## DO THIS
Quote the listing below in its entirety, omitting every image.

## PROVIDED INFORMATION
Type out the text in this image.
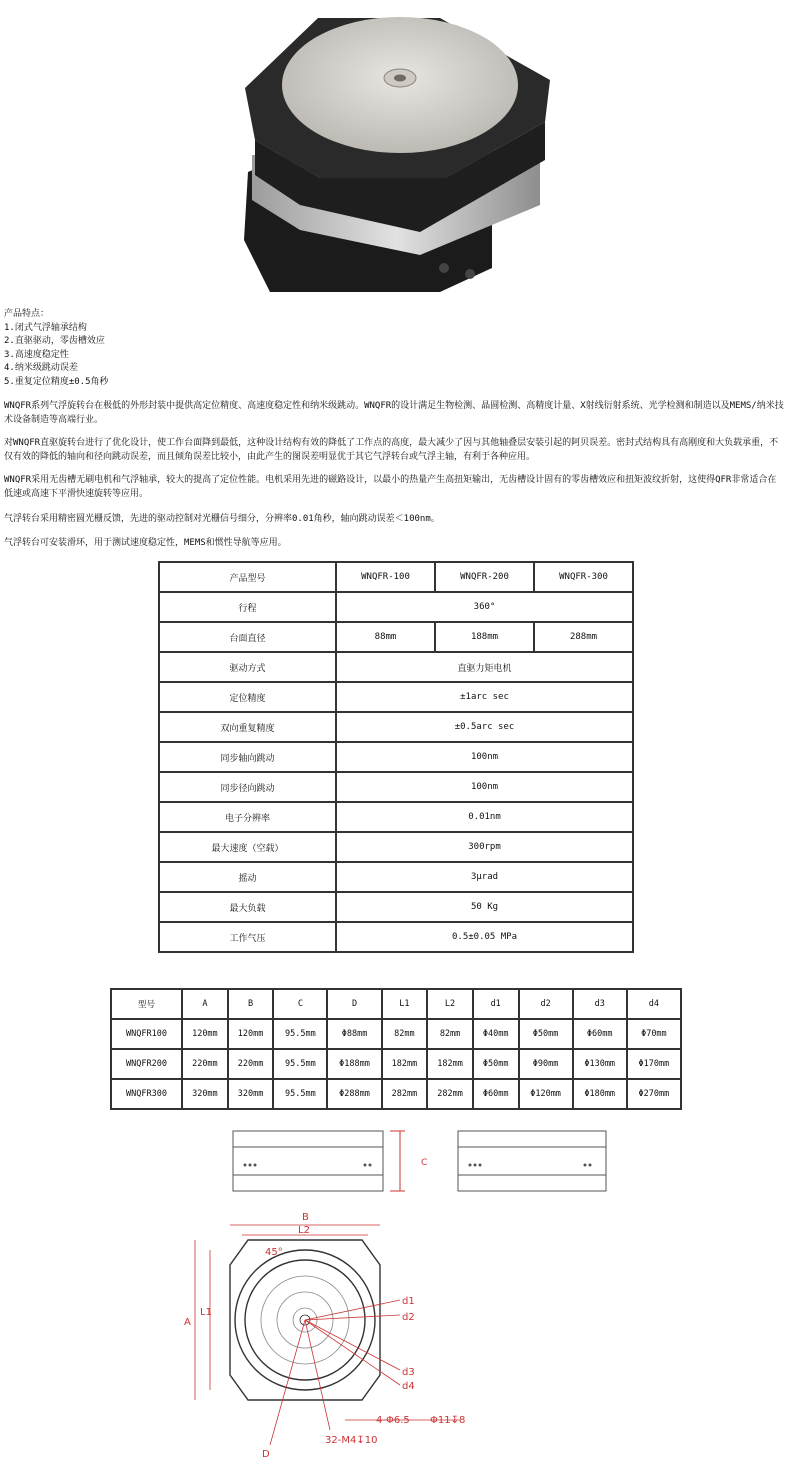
产品特点：
1.闭式气浮轴承结构
2.直驱驱动，零齿槽效应
3.高速度稳定性
4.纳米级跳动误差
5.重复定位精度±0.5角秒
WNQFR系列气浮旋转台在极低的外形封装中提供高定位精度、高速度稳定性和纳米级跳动。WNQFR的设计满足生物检测、晶圆检测、高精度计量、X射线衍射系统、光学检测和制造以及MEMS/纳米技术设备制造等高端行业。
对WNQFR直驱旋转台进行了优化设计，使工作台面降到最低，这种设计结构有效的降低了工作点的高度，最大减少了因与其他轴叠层安装引起的阿贝误差。密封式结构具有高刚度和大负载承重，不仅有效的降低的轴向和径向跳动误差，而且倾角误差比较小，由此产生的图误差明显优于其它气浮转台或气浮主轴，有利于各种应用。
WNQFR采用无齿槽无刷电机和气浮轴承，较大的提高了定位性能。电机采用先进的磁路设计，以最小的热量产生高扭矩输出，无齿槽设计固有的零齿槽效应和扭矩波纹折射，这使得QFR非常适合在低速或高速下平滑快速旋转等应用。
气浮转台采用精密圆光栅反馈，先进的驱动控制对光栅信号细分，分辨率0.01角秒，轴向跳动误差＜100nm。
气浮转台可安装滑环，用于测试速度稳定性，MEMS和惯性导航等应用。
产品型号	WNQFR-100	WNQFR-200	WNQFR-300
行程	360°		
台面直径	88mm	188mm	288mm
驱动方式	直驱力矩电机		
定位精度	±1arc sec		
双向重复精度	±0.5arc sec		
同步轴向跳动	100nm		
同步径向跳动	100nm		
电子分辨率	0.01nm		
最大速度（空载）	300rpm		
摇动	3μrad		
最大负载	50 Kg		
工作气压	0.5±0.05 MPa		
型号	A	B	C	D	L1	L2	d1	d2	d3	d4
WNQFR100	120mm	120mm	95.5mm	Φ88mm	82mm	82mm	Φ40mm	Φ50mm	Φ60mm	Φ70mm
WNQFR200	220mm	220mm	95.5mm	Φ188mm	182mm	182mm	Φ50mm	Φ90mm	Φ130mm	Φ170mm
WNQFR300	320mm	320mm	95.5mm	Φ288mm	282mm	282mm	Φ60mm	Φ120mm	Φ180mm	Φ270mm
C
B
L2
45°
d1
d2
d3
d4
A
L1
D
32-M4↧10
4-Φ6.5 Φ11↧8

## EXERCISE OUTPUT
Type out the text in this image.
产品特点：
1.闭式气浮轴承结构
2.直驱驱动，零齿槽效应
3.高速度稳定性
4.纳米级跳动误差
5.重复定位精度±0.5角秒
WNQFR系列气浮旋转台在极低的外形封装中提供高定位精度、高速度稳定性和纳米级跳动。WNQFR的设计满足生物检测、晶圆检测、高精度计量、X射线衍射系统、光学检测和制造以及MEMS/纳米技术设备制造等高端行业。
对WNQFR直驱旋转台进行了优化设计，使工作台面降到最低，这种设计结构有效的降低了工作点的高度，最大减少了因与其他轴叠层安装引起的阿贝误差。密封式结构具有高刚度和大负载承重，不仅有效的降低的轴向和径向跳动误差，而且倾角误差比较小，由此产生的图误差明显优于其它气浮转台或气浮主轴，有利于各种应用。
WNQFR采用无齿槽无刷电机和气浮轴承，较大的提高了定位性能。电机采用先进的磁路设计，以最小的热量产生高扭矩输出，无齿槽设计固有的零齿槽效应和扭矩波纹折射，这使得QFR非常适合在低速或高速下平滑快速旋转等应用。
气浮转台采用精密圆光栅反馈，先进的驱动控制对光栅信号细分，分辨率0.01角秒，轴向跳动误差＜100nm。
气浮转台可安装滑环，用于测试速度稳定性，MEMS和惯性导航等应用。
产品型号	WNQFR-100	WNQFR-200	WNQFR-300
行程	360°		
台面直径	88mm	188mm	288mm
驱动方式	直驱力矩电机		
定位精度	±1arc sec		
双向重复精度	±0.5arc sec		
同步轴向跳动	100nm		
同步径向跳动	100nm		
电子分辨率	0.01nm		
最大速度（空载）	300rpm		
摇动	3μrad		
最大负载	50 Kg		
工作气压	0.5±0.05 MPa		
型号	A	B	C	D	L1	L2	d1	d2	d3	d4
WNQFR100	120mm	120mm	95.5mm	Φ88mm	82mm	82mm	Φ40mm	Φ50mm	Φ60mm	Φ70mm
WNQFR200	220mm	220mm	95.5mm	Φ188mm	182mm	182mm	Φ50mm	Φ90mm	Φ130mm	Φ170mm
WNQFR300	320mm	320mm	95.5mm	Φ288mm	282mm	282mm	Φ60mm	Φ120mm	Φ180mm	Φ270mm
C
B
L2
45°
d1
d2
d3
d4
A
L1
D
32-M4↧10
4-Φ6.5 Φ11↧8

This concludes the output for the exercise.